[Description of the task] Extract each line bearing the word "negara".

[Information provided]
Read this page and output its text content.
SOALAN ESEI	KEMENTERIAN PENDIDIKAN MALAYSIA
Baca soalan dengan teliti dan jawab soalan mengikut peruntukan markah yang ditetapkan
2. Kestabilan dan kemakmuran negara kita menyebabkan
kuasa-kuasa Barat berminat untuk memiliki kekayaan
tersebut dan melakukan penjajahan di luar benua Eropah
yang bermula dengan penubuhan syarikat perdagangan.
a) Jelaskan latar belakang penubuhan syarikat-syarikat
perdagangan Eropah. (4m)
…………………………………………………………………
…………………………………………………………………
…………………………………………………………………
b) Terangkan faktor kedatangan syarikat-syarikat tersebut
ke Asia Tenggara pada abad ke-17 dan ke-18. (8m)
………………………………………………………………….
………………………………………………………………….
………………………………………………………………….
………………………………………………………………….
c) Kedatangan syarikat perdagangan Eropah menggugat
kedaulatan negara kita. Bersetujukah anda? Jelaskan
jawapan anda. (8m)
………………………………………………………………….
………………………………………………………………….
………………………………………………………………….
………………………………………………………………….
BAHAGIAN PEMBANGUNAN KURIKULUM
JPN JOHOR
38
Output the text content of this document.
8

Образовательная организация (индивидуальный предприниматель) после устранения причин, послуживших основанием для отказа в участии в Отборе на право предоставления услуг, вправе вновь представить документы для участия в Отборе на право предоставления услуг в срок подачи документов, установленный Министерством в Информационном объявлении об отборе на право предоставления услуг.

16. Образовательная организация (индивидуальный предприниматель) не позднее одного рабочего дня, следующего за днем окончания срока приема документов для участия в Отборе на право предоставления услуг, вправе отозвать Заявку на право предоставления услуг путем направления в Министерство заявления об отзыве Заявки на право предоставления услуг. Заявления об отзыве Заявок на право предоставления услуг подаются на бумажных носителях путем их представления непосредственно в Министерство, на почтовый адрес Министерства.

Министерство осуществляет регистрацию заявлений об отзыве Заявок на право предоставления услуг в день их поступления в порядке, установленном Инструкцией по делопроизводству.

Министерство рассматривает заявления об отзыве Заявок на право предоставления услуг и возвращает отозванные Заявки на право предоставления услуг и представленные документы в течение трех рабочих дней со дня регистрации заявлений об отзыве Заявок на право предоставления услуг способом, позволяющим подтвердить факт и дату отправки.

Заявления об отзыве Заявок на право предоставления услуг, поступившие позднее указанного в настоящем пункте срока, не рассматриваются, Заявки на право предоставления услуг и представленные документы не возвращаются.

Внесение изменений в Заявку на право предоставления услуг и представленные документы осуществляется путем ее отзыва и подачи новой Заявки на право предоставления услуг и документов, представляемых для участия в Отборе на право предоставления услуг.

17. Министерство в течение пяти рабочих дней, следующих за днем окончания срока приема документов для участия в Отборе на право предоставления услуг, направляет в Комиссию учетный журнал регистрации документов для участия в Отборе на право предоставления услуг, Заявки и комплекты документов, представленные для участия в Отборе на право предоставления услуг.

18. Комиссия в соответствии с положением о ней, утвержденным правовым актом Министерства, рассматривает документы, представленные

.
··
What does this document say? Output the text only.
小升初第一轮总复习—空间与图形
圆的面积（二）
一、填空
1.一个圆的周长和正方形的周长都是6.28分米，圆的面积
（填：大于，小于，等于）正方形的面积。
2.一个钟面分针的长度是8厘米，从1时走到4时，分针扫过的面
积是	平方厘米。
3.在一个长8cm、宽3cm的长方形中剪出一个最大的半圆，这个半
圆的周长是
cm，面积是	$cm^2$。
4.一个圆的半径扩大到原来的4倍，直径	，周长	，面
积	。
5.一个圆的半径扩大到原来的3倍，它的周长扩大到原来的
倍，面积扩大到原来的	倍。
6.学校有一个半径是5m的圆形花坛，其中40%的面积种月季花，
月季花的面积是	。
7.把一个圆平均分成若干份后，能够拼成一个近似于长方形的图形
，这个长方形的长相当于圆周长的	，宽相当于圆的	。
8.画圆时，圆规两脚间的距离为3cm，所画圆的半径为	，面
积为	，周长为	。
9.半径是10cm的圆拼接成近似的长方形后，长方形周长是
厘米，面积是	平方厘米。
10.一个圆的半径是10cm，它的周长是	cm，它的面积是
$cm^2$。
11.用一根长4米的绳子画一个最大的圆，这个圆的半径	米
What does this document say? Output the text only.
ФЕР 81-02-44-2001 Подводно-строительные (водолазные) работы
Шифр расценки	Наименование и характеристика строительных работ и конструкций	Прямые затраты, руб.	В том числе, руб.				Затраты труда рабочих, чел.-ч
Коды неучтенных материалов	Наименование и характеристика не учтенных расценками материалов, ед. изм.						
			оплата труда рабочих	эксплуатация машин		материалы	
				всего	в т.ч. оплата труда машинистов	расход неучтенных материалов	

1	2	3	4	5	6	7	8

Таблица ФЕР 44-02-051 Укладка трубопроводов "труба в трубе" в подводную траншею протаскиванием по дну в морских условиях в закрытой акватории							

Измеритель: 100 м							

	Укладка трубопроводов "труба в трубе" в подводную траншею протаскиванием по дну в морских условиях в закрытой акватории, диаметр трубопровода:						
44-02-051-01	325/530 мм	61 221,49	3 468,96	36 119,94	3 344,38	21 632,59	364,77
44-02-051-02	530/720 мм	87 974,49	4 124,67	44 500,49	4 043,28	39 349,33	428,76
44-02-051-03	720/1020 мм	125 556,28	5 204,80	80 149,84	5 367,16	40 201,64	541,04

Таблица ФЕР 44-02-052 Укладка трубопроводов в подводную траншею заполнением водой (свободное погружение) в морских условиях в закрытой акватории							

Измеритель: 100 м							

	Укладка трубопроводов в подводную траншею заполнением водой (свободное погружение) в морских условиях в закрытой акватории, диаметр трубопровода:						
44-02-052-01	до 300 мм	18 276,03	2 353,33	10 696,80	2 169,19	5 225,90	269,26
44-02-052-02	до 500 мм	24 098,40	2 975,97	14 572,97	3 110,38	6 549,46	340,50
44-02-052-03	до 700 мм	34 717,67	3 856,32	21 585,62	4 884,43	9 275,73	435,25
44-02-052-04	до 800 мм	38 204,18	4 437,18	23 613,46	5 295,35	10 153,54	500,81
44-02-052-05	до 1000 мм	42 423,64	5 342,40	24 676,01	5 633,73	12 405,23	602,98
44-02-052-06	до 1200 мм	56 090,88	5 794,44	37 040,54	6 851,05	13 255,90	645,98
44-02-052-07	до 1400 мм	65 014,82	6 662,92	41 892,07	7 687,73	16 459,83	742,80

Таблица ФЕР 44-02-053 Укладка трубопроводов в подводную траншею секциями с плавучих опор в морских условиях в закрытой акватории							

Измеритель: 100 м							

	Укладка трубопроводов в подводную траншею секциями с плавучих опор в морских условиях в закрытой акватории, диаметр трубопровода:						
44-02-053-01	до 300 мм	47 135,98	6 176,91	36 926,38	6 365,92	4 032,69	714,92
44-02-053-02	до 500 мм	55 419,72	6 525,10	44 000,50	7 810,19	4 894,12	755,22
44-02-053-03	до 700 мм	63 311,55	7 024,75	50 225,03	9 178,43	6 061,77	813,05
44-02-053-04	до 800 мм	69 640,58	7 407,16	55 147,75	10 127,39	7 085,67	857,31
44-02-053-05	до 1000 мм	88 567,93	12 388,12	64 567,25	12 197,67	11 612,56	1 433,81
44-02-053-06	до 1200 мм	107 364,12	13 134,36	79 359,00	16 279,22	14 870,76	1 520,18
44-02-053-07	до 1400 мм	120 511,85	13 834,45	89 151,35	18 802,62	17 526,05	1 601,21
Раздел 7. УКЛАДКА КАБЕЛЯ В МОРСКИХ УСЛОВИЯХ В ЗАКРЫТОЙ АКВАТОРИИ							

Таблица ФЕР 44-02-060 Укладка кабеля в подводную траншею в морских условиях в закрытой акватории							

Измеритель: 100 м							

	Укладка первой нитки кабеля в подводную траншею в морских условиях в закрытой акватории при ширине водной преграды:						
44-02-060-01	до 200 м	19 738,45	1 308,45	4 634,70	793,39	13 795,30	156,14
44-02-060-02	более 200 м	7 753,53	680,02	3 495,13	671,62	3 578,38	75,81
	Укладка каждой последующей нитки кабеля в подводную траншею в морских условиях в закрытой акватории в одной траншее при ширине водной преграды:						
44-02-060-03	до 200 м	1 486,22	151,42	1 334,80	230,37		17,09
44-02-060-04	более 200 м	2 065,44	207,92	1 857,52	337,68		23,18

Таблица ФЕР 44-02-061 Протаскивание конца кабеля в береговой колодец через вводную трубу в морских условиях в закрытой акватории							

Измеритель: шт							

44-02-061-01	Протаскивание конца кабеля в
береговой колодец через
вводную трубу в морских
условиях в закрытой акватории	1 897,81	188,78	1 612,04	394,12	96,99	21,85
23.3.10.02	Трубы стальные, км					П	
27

[Exercise answer]
2. Kestabilan dan kemakmuran negara kita menyebabkan
kedaulatan negara kita. Bersetujukah anda? Jelaskan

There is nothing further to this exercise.